- What is asked -
From the listing, collect all lines containing the word "ورواية".

(Collected data entries)
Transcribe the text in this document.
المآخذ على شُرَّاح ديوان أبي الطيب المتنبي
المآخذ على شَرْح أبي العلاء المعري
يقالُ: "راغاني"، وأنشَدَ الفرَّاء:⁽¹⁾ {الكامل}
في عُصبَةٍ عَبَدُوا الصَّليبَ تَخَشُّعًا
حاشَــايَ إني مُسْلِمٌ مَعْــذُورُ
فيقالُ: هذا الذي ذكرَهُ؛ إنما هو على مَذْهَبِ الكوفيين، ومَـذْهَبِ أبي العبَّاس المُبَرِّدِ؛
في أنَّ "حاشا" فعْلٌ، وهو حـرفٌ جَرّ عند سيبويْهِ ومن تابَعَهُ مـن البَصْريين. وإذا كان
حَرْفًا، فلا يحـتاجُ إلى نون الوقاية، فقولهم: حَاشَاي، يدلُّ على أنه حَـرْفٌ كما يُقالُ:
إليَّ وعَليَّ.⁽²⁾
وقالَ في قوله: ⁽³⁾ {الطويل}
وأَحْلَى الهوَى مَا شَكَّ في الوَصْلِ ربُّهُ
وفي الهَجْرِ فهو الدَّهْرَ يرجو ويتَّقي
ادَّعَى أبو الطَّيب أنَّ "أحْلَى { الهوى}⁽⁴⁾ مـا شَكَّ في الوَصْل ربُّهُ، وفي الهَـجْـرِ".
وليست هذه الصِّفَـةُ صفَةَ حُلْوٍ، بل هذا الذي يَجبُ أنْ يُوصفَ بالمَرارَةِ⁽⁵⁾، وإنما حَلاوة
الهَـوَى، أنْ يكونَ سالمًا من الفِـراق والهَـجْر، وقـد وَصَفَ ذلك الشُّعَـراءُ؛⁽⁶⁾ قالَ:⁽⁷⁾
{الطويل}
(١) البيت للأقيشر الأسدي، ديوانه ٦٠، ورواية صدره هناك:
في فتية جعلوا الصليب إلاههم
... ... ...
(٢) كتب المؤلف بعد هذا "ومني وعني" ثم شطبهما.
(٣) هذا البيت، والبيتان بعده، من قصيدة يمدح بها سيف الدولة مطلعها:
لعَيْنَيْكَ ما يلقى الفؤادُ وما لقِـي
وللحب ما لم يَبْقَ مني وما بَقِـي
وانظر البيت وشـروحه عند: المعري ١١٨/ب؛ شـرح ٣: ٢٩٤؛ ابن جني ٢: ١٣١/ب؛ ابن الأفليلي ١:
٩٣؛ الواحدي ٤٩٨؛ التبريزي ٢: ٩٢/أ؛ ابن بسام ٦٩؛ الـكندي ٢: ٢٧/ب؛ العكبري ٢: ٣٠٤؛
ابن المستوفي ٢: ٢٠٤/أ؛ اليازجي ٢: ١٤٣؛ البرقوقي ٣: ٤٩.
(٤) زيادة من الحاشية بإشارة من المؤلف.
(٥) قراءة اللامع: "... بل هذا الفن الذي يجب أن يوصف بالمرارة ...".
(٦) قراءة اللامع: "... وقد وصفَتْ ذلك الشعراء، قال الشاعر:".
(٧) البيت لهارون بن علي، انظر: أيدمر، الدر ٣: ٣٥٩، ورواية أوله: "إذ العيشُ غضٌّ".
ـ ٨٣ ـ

- Response to this task -
(١) البيت للأقيشر الأسدي، ديوانه ٦٠، ورواية صدره هناك:
(٧) البيت لهارون بن علي، انظر: أيدمر، الدر ٣: ٣٥٩، ورواية أوله: "إذ العيشُ غضٌّ".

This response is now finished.